## Begin
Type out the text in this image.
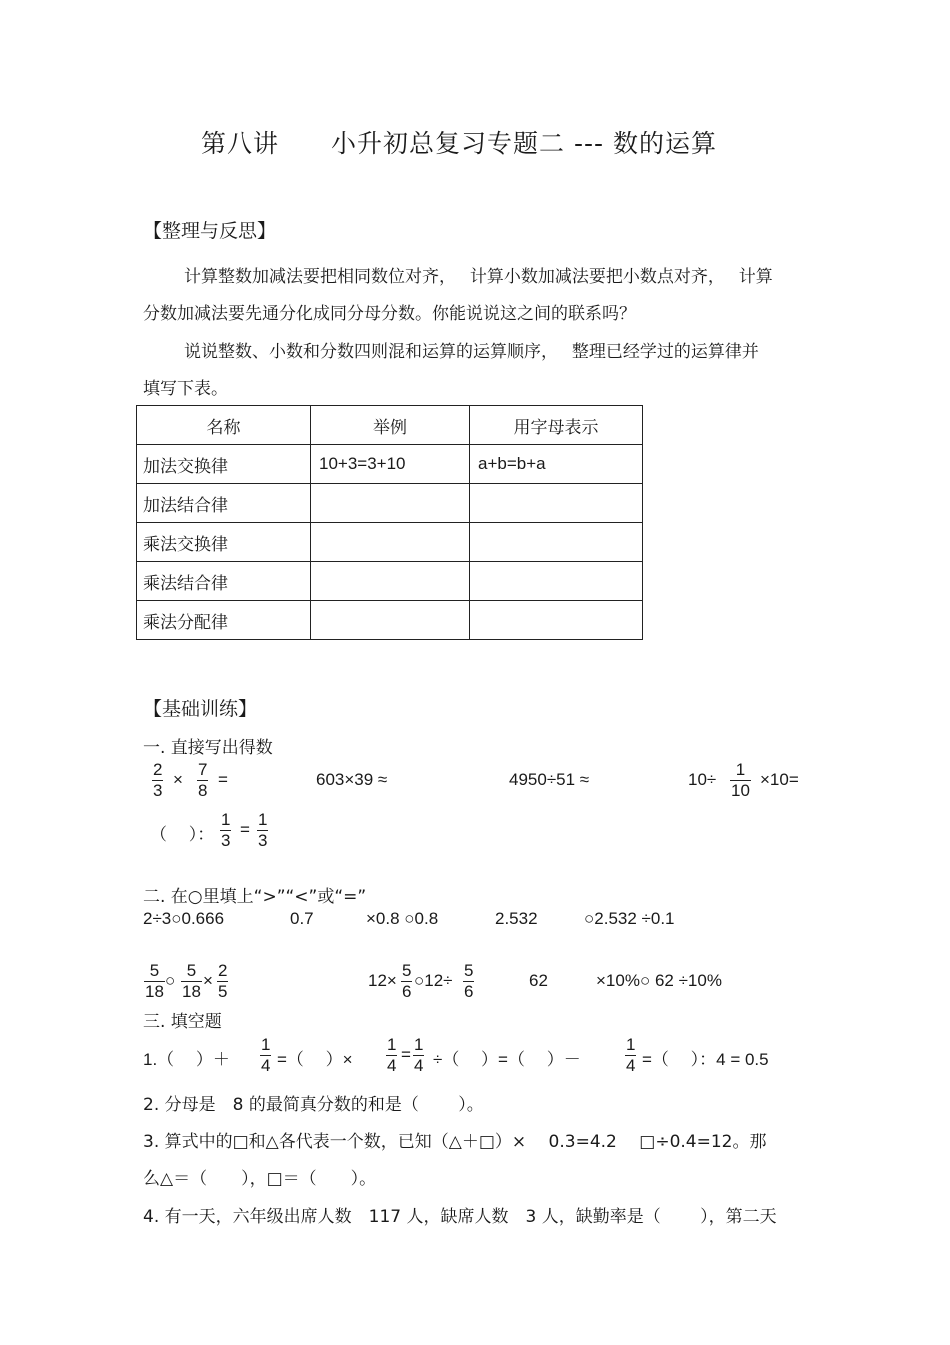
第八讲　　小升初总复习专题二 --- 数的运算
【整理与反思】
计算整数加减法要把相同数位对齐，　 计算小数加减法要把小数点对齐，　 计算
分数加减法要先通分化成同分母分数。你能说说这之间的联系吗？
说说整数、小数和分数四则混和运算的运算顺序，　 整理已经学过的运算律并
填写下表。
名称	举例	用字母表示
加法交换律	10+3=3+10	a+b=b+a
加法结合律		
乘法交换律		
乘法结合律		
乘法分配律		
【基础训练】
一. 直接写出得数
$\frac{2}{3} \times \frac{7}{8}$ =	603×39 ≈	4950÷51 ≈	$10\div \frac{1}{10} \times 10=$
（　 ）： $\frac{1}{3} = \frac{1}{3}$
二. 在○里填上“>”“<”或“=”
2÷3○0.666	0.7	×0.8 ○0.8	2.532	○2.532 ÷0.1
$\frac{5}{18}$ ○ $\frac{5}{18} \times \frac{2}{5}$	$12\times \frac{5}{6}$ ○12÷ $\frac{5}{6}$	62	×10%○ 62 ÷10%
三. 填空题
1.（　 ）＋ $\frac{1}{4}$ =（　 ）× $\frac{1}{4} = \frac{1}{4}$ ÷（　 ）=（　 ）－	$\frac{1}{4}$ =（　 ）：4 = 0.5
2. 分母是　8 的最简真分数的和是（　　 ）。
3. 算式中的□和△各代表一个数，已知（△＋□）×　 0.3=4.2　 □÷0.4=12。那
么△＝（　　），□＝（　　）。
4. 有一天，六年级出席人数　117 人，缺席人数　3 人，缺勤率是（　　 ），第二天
## End
### [TO BE DONE]
Write out all the entries word for word, but skip any images.

### [SOLUTION FOR THIS TASK]
Type out the text in this image.
第八讲　　小升初总复习专题二 --- 数的运算
【整理与反思】
计算整数加减法要把相同数位对齐，　 计算小数加减法要把小数点对齐，　 计算
分数加减法要先通分化成同分母分数。你能说说这之间的联系吗？
说说整数、小数和分数四则混和运算的运算顺序，　 整理已经学过的运算律并
填写下表。
名称	举例	用字母表示
加法交换律	10+3=3+10	a+b=b+a
加法结合律		
乘法交换律		
乘法结合律		
乘法分配律		
【基础训练】
一. 直接写出得数
$\frac{2}{3} \times \frac{7}{8}$ =	603×39 ≈	4950÷51 ≈	$10\div \frac{1}{10} \times 10=$
（　 ）： $\frac{1}{3} = \frac{1}{3}$
二. 在○里填上“>”“<”或“=”
2÷3○0.666	0.7	×0.8 ○0.8	2.532	○2.532 ÷0.1
$\frac{5}{18}$ ○ $\frac{5}{18} \times \frac{2}{5}$	$12\times \frac{5}{6}$ ○12÷ $\frac{5}{6}$	62	×10%○ 62 ÷10%
三. 填空题
1.（　 ）＋ $\frac{1}{4}$ =（　 ）× $\frac{1}{4} = \frac{1}{4}$ ÷（　 ）=（　 ）－	$\frac{1}{4}$ =（　 ）：4 = 0.5
2. 分母是　8 的最简真分数的和是（　　 ）。
3. 算式中的□和△各代表一个数，已知（△＋□）×　 0.3=4.2　 □÷0.4=12。那
么△＝（　　），□＝（　　）。
4. 有一天，六年级出席人数　117 人，缺席人数　3 人，缺勤率是（　　 ），第二天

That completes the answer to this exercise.